### Stated problem
Write out the listing below again, precisely as it is given.

### Records to process

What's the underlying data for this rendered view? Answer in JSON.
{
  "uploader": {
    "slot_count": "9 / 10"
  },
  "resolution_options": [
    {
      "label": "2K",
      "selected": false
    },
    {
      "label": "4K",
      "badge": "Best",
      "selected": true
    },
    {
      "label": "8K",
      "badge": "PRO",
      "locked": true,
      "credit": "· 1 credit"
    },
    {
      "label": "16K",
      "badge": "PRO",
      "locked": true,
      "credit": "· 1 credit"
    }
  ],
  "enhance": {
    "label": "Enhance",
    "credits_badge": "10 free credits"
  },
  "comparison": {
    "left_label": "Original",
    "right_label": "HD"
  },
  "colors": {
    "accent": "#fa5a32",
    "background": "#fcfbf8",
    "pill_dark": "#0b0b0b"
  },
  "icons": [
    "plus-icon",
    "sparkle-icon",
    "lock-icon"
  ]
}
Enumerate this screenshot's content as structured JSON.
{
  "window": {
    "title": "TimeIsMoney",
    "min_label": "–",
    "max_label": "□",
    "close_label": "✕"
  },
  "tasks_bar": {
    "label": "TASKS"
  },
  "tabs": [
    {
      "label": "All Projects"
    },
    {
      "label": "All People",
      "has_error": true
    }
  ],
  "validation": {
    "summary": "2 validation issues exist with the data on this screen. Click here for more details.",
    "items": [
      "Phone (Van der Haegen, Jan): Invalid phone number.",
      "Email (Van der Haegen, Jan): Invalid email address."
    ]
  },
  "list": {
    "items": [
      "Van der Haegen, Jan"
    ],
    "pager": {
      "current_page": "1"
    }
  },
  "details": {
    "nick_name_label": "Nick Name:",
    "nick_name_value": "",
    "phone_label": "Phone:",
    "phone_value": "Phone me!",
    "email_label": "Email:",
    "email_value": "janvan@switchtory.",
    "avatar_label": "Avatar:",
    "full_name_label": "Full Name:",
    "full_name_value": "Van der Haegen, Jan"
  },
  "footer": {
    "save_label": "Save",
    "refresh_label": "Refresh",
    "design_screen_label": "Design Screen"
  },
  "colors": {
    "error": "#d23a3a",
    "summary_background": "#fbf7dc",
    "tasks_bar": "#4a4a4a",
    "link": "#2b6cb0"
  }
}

### Answer to the problem
What's the underlying data for this rendered view? Answer in JSON.
{
  "uploader": {
    "slot_count": "9 / 10"
  },
  "resolution_options": [
    {
      "label": "2K",
      "selected": false
    },
    {
      "label": "4K",
      "badge": "Best",
      "selected": true
    },
    {
      "label": "8K",
      "badge": "PRO",
      "locked": true,
      "credit": "· 1 credit"
    },
    {
      "label": "16K",
      "badge": "PRO",
      "locked": true,
      "credit": "· 1 credit"
    }
  ],
  "enhance": {
    "label": "Enhance",
    "credits_badge": "10 free credits"
  },
  "comparison": {
    "left_label": "Original",
    "right_label": "HD"
  },
  "colors": {
    "accent": "#fa5a32",
    "background": "#fcfbf8",
    "pill_dark": "#0b0b0b"
  },
  "icons": [
    "plus-icon",
    "sparkle-icon",
    "lock-icon"
  ]
}
Enumerate this screenshot's content as structured JSON.
{
  "window": {
    "title": "TimeIsMoney",
    "min_label": "–",
    "max_label": "□",
    "close_label": "✕"
  },
  "tasks_bar": {
    "label": "TASKS"
  },
  "tabs": [
    {
      "label": "All Projects"
    },
    {
      "label": "All People",
      "has_error": true
    }
  ],
  "validation": {
    "summary": "2 validation issues exist with the data on this screen. Click here for more details.",
    "items": [
      "Phone (Van der Haegen, Jan): Invalid phone number.",
      "Email (Van der Haegen, Jan): Invalid email address."
    ]
  },
  "list": {
    "items": [
      "Van der Haegen, Jan"
    ],
    "pager": {
      "current_page": "1"
    }
  },
  "details": {
    "nick_name_label": "Nick Name:",
    "nick_name_value": "",
    "phone_label": "Phone:",
    "phone_value": "Phone me!",
    "email_label": "Email:",
    "email_value": "janvan@switchtory.",
    "avatar_label": "Avatar:",
    "full_name_label": "Full Name:",
    "full_name_value": "Van der Haegen, Jan"
  },
  "footer": {
    "save_label": "Save",
    "refresh_label": "Refresh",
    "design_screen_label": "Design Screen"
  },
  "colors": {
    "error": "#d23a3a",
    "summary_background": "#fbf7dc",
    "tasks_bar": "#4a4a4a",
    "link": "#2b6cb0"
  }
}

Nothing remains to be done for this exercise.